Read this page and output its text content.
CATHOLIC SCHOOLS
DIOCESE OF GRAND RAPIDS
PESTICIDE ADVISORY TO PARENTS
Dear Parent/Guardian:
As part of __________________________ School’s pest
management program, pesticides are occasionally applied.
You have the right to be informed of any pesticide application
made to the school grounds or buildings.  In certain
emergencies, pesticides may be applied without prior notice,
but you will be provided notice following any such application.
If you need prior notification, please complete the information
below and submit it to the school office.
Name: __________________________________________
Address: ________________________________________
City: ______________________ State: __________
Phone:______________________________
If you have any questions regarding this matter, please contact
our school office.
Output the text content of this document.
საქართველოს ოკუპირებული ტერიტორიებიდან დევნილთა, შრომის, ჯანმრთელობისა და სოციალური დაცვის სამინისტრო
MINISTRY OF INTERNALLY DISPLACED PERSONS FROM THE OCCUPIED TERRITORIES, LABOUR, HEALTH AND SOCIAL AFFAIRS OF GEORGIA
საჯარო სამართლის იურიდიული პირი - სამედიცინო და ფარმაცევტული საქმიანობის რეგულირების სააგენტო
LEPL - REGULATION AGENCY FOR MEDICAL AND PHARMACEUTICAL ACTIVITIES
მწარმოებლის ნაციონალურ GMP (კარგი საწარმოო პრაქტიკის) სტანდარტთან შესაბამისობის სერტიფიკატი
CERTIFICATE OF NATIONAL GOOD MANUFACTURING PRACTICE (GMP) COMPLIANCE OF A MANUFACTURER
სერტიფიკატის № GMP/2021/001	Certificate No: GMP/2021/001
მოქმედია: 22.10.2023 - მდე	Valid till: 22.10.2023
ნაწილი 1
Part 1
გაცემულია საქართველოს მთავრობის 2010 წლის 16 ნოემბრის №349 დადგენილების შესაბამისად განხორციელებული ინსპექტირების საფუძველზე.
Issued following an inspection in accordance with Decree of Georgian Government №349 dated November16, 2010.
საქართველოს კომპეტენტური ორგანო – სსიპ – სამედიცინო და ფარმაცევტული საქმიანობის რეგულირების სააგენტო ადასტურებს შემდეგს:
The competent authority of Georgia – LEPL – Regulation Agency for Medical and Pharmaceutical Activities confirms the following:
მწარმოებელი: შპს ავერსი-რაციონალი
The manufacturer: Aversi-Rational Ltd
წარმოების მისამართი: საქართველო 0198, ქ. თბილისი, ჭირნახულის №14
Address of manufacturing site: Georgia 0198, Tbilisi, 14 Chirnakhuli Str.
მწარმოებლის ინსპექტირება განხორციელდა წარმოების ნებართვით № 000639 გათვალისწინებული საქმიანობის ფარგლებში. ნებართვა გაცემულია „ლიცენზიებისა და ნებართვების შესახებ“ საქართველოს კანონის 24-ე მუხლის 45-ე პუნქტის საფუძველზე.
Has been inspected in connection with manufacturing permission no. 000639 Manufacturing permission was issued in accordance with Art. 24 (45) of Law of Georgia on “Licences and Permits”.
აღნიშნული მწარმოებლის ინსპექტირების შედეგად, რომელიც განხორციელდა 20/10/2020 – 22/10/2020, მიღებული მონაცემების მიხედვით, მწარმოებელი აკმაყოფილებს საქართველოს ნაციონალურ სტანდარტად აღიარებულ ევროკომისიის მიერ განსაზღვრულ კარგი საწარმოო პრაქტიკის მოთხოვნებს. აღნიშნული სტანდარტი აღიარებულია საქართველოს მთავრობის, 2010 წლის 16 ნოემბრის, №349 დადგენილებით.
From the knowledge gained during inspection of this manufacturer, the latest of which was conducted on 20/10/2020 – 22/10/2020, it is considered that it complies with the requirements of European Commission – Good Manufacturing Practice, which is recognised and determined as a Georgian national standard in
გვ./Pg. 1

▸ Given request
Repeat every line of the data, exactly and in full.

▸ Exercise output
Read this page and output its text content.
CATHOLIC SCHOOLS
DIOCESE OF GRAND RAPIDS
PESTICIDE ADVISORY TO PARENTS
Dear Parent/Guardian:
As part of __________________________ School’s pest
management program, pesticides are occasionally applied.
You have the right to be informed of any pesticide application
made to the school grounds or buildings.  In certain
emergencies, pesticides may be applied without prior notice,
but you will be provided notice following any such application.
If you need prior notification, please complete the information
below and submit it to the school office.
Name: __________________________________________
Address: ________________________________________
City: ______________________ State: __________
Phone:______________________________
If you have any questions regarding this matter, please contact
our school office.
Output the text content of this document.
საქართველოს ოკუპირებული ტერიტორიებიდან დევნილთა, შრომის, ჯანმრთელობისა და სოციალური დაცვის სამინისტრო
MINISTRY OF INTERNALLY DISPLACED PERSONS FROM THE OCCUPIED TERRITORIES, LABOUR, HEALTH AND SOCIAL AFFAIRS OF GEORGIA
საჯარო სამართლის იურიდიული პირი - სამედიცინო და ფარმაცევტული საქმიანობის რეგულირების სააგენტო
LEPL - REGULATION AGENCY FOR MEDICAL AND PHARMACEUTICAL ACTIVITIES
მწარმოებლის ნაციონალურ GMP (კარგი საწარმოო პრაქტიკის) სტანდარტთან შესაბამისობის სერტიფიკატი
CERTIFICATE OF NATIONAL GOOD MANUFACTURING PRACTICE (GMP) COMPLIANCE OF A MANUFACTURER
სერტიფიკატის № GMP/2021/001	Certificate No: GMP/2021/001
მოქმედია: 22.10.2023 - მდე	Valid till: 22.10.2023
ნაწილი 1
Part 1
გაცემულია საქართველოს მთავრობის 2010 წლის 16 ნოემბრის №349 დადგენილების შესაბამისად განხორციელებული ინსპექტირების საფუძველზე.
Issued following an inspection in accordance with Decree of Georgian Government №349 dated November16, 2010.
საქართველოს კომპეტენტური ორგანო – სსიპ – სამედიცინო და ფარმაცევტული საქმიანობის რეგულირების სააგენტო ადასტურებს შემდეგს:
The competent authority of Georgia – LEPL – Regulation Agency for Medical and Pharmaceutical Activities confirms the following:
მწარმოებელი: შპს ავერსი-რაციონალი
The manufacturer: Aversi-Rational Ltd
წარმოების მისამართი: საქართველო 0198, ქ. თბილისი, ჭირნახულის №14
Address of manufacturing site: Georgia 0198, Tbilisi, 14 Chirnakhuli Str.
მწარმოებლის ინსპექტირება განხორციელდა წარმოების ნებართვით № 000639 გათვალისწინებული საქმიანობის ფარგლებში. ნებართვა გაცემულია „ლიცენზიებისა და ნებართვების შესახებ“ საქართველოს კანონის 24-ე მუხლის 45-ე პუნქტის საფუძველზე.
Has been inspected in connection with manufacturing permission no. 000639 Manufacturing permission was issued in accordance with Art. 24 (45) of Law of Georgia on “Licences and Permits”.
აღნიშნული მწარმოებლის ინსპექტირების შედეგად, რომელიც განხორციელდა 20/10/2020 – 22/10/2020, მიღებული მონაცემების მიხედვით, მწარმოებელი აკმაყოფილებს საქართველოს ნაციონალურ სტანდარტად აღიარებულ ევროკომისიის მიერ განსაზღვრულ კარგი საწარმოო პრაქტიკის მოთხოვნებს. აღნიშნული სტანდარტი აღიარებულია საქართველოს მთავრობის, 2010 წლის 16 ნოემბრის, №349 დადგენილებით.
From the knowledge gained during inspection of this manufacturer, the latest of which was conducted on 20/10/2020 – 22/10/2020, it is considered that it complies with the requirements of European Commission – Good Manufacturing Practice, which is recognised and determined as a Georgian national standard in
გვ./Pg. 1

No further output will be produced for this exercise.